(Collected data entries)
- - - - -
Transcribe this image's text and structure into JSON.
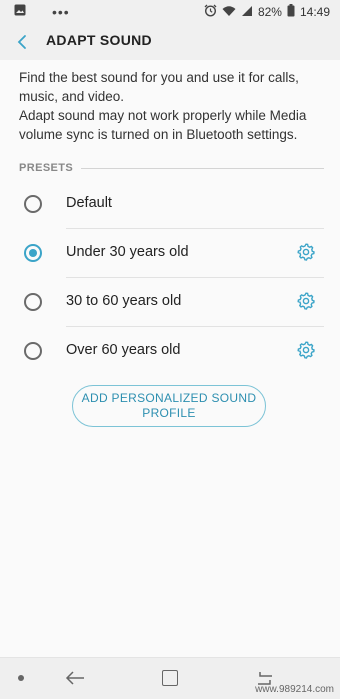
{
  "status_bar": {
    "battery_percent": "82%",
    "time": "14:49",
    "icons": [
      "image-icon",
      "more-dots-icon",
      "alarm-icon",
      "wifi-icon",
      "signal-icon",
      "battery-icon"
    ]
  },
  "app_bar": {
    "title": "ADAPT SOUND"
  },
  "description": {
    "line1": "Find the best sound for you and use it for calls, music, and video.",
    "line2": "Adapt sound may not work properly while Media volume sync is turned on in Bluetooth settings."
  },
  "presets": {
    "header": "PRESETS",
    "items": [
      {
        "label": "Default",
        "selected": false,
        "has_settings": false
      },
      {
        "label": "Under 30 years old",
        "selected": true,
        "has_settings": true
      },
      {
        "label": "30 to 60 years old",
        "selected": false,
        "has_settings": true
      },
      {
        "label": "Over 60 years old",
        "selected": false,
        "has_settings": true
      }
    ]
  },
  "add_button": {
    "line1": "ADD PERSONALIZED SOUND",
    "line2": "PROFILE"
  },
  "watermark": "www.989214.com",
  "colors": {
    "accent": "#3ba4c8",
    "button_text": "#2d8fb0",
    "background": "#fafafa"
  }
}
- - - - -
> Aim: All records should be output exactly, with the pictures left out.

> Response to the exercise:
Transcribe this image's text and structure into JSON.
{
  "status_bar": {
    "battery_percent": "82%",
    "time": "14:49",
    "icons": [
      "image-icon",
      "more-dots-icon",
      "alarm-icon",
      "wifi-icon",
      "signal-icon",
      "battery-icon"
    ]
  },
  "app_bar": {
    "title": "ADAPT SOUND"
  },
  "description": {
    "line1": "Find the best sound for you and use it for calls, music, and video.",
    "line2": "Adapt sound may not work properly while Media volume sync is turned on in Bluetooth settings."
  },
  "presets": {
    "header": "PRESETS",
    "items": [
      {
        "label": "Default",
        "selected": false,
        "has_settings": false
      },
      {
        "label": "Under 30 years old",
        "selected": true,
        "has_settings": true
      },
      {
        "label": "30 to 60 years old",
        "selected": false,
        "has_settings": true
      },
      {
        "label": "Over 60 years old",
        "selected": false,
        "has_settings": true
      }
    ]
  },
  "add_button": {
    "line1": "ADD PERSONALIZED SOUND",
    "line2": "PROFILE"
  },
  "watermark": "www.989214.com",
  "colors": {
    "accent": "#3ba4c8",
    "button_text": "#2d8fb0",
    "background": "#fafafa"
  }
}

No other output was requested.